* _Excerpt provided_

Begin

# Screen Shots - How?



## LJFried (Dec 29, 2015)

can someone please tell me how to get a screen shot on my Android tablet? I understand that I have to press the power and volume buttons at the same time but...then what do I do? Thank you.


----------



## SpywareDr (Mar 31, 2014)

https://www.lifewire.com/how-to-take-a-screenshot-on-android-phone-or-tablet-2377913

https://www.wikihow.tech/Take-Screenshots-on-an-Android

?


----------



## LJFried (Dec 29, 2015)

thank you very much but it's not working - when I swipe down the screen I am NOT seeing a Notification Bar with an icon called "screenshot captured" and there's nothing in my "photos" section


----------



## SpywareDr (Mar 31, 2014)

It works here.



> This wikiHow teaches you how to take a picture of an image on the screen of your Android device. If you're using a Samsung Galaxy, the process is slightly different than for other Android devices, and is described below in the Steps section.
> 
> *Quick Summary*
> 1. Go to the screen you wish to capture.
> ...


----------



## LJFried (Dec 29, 2015)

thank you but I'm not hearing any "audible click" and not seeing "screenshot captured." I'm a total jerk, what can I say? What I'm trying to deal with is when the onscreen keyboard pops up, there are also a few news feeds, etc. on the screen. I may have accidentally signed up for these feeds but want to get rid of all of them. A friend said I should send him a screenshot of what I was seeeing but now I can't seem to get that right, either.

End

* _Material_

Begin

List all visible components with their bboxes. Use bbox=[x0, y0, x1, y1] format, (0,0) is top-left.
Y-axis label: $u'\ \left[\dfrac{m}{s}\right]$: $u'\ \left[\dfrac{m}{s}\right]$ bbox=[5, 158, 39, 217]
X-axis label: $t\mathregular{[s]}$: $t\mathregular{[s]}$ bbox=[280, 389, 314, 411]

End

* _Directions_
**A)** In the screenshots thread, which two buttons does the first poster understand must be pressed at the same time?
**B)** Update the stretch of the screenshots thread from "thank you but" through "that right, either.", with "onscreen keyboard" replaced by "virtual keyboard".

* _Answers to the exercises_
**A)** The power and volume buttons.

**B)**
thank you but I'm not hearing any "audible click" and not seeing "screenshot captured." I'm a total jerk, what can I say? What I'm trying to deal with is when the virtual keyboard pops up, there are also a few news feeds, etc. on the screen. I may have accidentally signed up for these feeds but want to get rid of all of them. A friend said I should send him a screenshot of what I was seeeing but now I can't seem to get that right, either.